Prompt: Take the material and output all of it exactly.

Data for this task:
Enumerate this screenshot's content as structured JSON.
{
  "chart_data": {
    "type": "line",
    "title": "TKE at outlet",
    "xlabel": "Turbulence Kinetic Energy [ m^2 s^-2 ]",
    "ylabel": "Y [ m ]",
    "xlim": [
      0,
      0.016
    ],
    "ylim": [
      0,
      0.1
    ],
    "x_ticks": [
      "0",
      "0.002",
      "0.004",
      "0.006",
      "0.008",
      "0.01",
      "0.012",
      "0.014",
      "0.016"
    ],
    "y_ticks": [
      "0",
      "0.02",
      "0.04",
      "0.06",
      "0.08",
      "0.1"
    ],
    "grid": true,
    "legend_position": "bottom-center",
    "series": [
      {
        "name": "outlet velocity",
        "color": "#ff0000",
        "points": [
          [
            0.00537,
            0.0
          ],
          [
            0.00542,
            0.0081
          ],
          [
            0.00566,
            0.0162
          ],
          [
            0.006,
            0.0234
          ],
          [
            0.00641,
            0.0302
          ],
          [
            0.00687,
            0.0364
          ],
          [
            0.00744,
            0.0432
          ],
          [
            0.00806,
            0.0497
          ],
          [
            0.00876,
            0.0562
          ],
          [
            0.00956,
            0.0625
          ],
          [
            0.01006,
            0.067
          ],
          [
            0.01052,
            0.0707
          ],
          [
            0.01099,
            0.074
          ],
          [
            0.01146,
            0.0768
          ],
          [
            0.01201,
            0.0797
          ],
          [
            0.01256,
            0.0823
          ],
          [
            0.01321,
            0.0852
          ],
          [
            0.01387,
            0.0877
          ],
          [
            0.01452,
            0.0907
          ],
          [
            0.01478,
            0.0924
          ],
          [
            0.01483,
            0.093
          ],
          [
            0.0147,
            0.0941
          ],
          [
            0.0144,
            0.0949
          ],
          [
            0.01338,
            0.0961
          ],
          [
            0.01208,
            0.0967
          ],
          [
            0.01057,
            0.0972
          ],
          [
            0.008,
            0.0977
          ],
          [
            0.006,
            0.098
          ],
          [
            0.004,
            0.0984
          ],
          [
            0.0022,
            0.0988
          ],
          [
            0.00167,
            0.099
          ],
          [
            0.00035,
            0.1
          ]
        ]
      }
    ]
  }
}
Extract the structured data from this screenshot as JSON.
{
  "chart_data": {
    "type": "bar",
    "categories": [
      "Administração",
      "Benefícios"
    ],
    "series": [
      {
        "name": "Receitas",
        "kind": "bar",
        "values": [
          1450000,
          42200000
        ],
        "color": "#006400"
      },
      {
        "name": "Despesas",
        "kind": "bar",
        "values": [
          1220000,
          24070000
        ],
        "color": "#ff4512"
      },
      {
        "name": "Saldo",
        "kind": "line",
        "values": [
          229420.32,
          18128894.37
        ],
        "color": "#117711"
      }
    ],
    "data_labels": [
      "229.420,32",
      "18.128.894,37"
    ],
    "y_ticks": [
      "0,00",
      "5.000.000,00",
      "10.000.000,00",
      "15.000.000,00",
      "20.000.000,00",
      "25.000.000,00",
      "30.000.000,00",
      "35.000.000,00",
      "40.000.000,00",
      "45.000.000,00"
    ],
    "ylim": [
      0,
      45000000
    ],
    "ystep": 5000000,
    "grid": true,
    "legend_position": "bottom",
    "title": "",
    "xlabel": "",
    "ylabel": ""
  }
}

Exercise solution:
Enumerate this screenshot's content as structured JSON.
{
  "chart_data": {
    "type": "line",
    "title": "TKE at outlet",
    "xlabel": "Turbulence Kinetic Energy [ m^2 s^-2 ]",
    "ylabel": "Y [ m ]",
    "xlim": [
      0,
      0.016
    ],
    "ylim": [
      0,
      0.1
    ],
    "x_ticks": [
      "0",
      "0.002",
      "0.004",
      "0.006",
      "0.008",
      "0.01",
      "0.012",
      "0.014",
      "0.016"
    ],
    "y_ticks": [
      "0",
      "0.02",
      "0.04",
      "0.06",
      "0.08",
      "0.1"
    ],
    "grid": true,
    "legend_position": "bottom-center",
    "series": [
      {
        "name": "outlet velocity",
        "color": "#ff0000",
        "points": [
          [
            0.00537,
            0.0
          ],
          [
            0.00542,
            0.0081
          ],
          [
            0.00566,
            0.0162
          ],
          [
            0.006,
            0.0234
          ],
          [
            0.00641,
            0.0302
          ],
          [
            0.00687,
            0.0364
          ],
          [
            0.00744,
            0.0432
          ],
          [
            0.00806,
            0.0497
          ],
          [
            0.00876,
            0.0562
          ],
          [
            0.00956,
            0.0625
          ],
          [
            0.01006,
            0.067
          ],
          [
            0.01052,
            0.0707
          ],
          [
            0.01099,
            0.074
          ],
          [
            0.01146,
            0.0768
          ],
          [
            0.01201,
            0.0797
          ],
          [
            0.01256,
            0.0823
          ],
          [
            0.01321,
            0.0852
          ],
          [
            0.01387,
            0.0877
          ],
          [
            0.01452,
            0.0907
          ],
          [
            0.01478,
            0.0924
          ],
          [
            0.01483,
            0.093
          ],
          [
            0.0147,
            0.0941
          ],
          [
            0.0144,
            0.0949
          ],
          [
            0.01338,
            0.0961
          ],
          [
            0.01208,
            0.0967
          ],
          [
            0.01057,
            0.0972
          ],
          [
            0.008,
            0.0977
          ],
          [
            0.006,
            0.098
          ],
          [
            0.004,
            0.0984
          ],
          [
            0.0022,
            0.0988
          ],
          [
            0.00167,
            0.099
          ],
          [
            0.00035,
            0.1
          ]
        ]
      }
    ]
  }
}
Extract the structured data from this screenshot as JSON.
{
  "chart_data": {
    "type": "bar",
    "categories": [
      "Administração",
      "Benefícios"
    ],
    "series": [
      {
        "name": "Receitas",
        "kind": "bar",
        "values": [
          1450000,
          42200000
        ],
        "color": "#006400"
      },
      {
        "name": "Despesas",
        "kind": "bar",
        "values": [
          1220000,
          24070000
        ],
        "color": "#ff4512"
      },
      {
        "name": "Saldo",
        "kind": "line",
        "values": [
          229420.32,
          18128894.37
        ],
        "color": "#117711"
      }
    ],
    "data_labels": [
      "229.420,32",
      "18.128.894,37"
    ],
    "y_ticks": [
      "0,00",
      "5.000.000,00",
      "10.000.000,00",
      "15.000.000,00",
      "20.000.000,00",
      "25.000.000,00",
      "30.000.000,00",
      "35.000.000,00",
      "40.000.000,00",
      "45.000.000,00"
    ],
    "ylim": [
      0,
      45000000
    ],
    "ystep": 5000000,
    "grid": true,
    "legend_position": "bottom",
    "title": "",
    "xlabel": "",
    "ylabel": ""
  }
}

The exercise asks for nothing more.